---------- Records to use ----------

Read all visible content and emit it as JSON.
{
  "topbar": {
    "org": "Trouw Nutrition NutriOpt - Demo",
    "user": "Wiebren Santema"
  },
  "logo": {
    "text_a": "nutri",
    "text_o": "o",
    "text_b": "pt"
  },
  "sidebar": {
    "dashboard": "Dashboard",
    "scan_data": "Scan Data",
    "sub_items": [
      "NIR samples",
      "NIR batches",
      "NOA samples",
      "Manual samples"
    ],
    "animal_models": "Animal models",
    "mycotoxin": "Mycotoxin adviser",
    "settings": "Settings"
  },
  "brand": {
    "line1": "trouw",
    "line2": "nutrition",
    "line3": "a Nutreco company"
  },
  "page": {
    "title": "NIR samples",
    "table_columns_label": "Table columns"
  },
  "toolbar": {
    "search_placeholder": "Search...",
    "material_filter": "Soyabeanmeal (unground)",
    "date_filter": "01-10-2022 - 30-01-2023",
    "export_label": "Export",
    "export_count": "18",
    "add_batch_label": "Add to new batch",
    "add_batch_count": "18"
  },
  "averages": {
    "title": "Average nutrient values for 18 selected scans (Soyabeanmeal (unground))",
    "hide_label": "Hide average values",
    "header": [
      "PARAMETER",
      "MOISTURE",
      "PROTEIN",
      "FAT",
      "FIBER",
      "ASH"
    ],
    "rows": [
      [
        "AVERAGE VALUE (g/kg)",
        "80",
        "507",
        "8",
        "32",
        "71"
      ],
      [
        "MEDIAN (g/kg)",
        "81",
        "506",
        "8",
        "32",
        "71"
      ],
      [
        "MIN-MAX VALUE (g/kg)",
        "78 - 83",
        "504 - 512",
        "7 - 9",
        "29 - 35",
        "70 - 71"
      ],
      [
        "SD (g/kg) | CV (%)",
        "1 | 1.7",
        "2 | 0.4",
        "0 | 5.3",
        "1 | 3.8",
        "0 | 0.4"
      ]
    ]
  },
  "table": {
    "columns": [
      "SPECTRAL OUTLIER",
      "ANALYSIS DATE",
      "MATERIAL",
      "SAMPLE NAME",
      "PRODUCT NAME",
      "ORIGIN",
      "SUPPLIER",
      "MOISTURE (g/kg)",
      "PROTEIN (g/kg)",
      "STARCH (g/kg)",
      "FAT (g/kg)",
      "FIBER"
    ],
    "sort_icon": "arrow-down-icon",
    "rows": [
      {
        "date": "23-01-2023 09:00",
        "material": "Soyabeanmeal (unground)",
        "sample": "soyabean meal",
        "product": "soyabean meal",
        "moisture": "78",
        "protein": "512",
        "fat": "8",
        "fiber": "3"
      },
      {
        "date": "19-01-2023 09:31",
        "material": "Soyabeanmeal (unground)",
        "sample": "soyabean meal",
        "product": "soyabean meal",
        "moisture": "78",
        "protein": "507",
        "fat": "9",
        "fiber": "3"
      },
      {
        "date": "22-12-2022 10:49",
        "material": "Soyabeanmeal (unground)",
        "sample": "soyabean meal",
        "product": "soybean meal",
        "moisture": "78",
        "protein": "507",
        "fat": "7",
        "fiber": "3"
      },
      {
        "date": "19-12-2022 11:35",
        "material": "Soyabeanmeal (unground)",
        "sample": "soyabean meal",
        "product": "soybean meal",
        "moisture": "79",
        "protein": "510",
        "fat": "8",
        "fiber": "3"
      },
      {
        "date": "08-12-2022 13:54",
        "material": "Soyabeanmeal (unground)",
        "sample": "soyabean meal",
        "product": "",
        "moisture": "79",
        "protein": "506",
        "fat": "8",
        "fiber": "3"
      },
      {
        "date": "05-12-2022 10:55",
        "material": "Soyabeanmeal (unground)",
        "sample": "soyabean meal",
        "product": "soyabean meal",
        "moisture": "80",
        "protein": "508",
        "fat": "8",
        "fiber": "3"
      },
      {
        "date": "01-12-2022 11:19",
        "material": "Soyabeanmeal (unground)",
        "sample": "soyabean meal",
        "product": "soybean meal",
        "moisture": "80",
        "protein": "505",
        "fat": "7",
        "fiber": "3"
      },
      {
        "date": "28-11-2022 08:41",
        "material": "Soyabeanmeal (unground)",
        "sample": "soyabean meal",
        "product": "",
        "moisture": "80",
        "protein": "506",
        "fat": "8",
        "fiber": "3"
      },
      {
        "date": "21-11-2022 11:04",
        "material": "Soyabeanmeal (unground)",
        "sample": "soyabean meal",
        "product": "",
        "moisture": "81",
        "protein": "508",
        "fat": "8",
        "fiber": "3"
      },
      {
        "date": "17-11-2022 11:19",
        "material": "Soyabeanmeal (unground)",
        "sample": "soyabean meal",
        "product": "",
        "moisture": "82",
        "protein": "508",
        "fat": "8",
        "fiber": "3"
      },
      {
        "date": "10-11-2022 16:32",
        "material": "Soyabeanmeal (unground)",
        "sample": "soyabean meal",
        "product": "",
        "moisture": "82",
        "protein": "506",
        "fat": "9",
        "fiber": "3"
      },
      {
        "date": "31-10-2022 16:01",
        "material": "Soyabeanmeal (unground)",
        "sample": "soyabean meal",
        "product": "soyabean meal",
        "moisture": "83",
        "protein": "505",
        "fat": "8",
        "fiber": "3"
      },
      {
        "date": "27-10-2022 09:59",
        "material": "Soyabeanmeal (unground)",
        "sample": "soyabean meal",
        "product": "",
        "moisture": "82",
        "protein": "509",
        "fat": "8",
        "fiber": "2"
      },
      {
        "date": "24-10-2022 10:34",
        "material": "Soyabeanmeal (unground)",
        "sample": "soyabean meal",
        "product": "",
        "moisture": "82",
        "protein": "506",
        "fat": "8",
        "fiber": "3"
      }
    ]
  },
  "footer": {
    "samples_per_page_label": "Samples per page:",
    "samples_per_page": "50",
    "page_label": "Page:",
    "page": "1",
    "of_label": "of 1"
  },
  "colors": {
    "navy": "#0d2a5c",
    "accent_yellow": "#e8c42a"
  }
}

----------

Action item:
Gather from the records above every line containing the string "values".

Expected answer:
    "title": "Average nutrient values for 18 selected scans (Soyabeanmeal (unground))",
    "hide_label": "Hide average values",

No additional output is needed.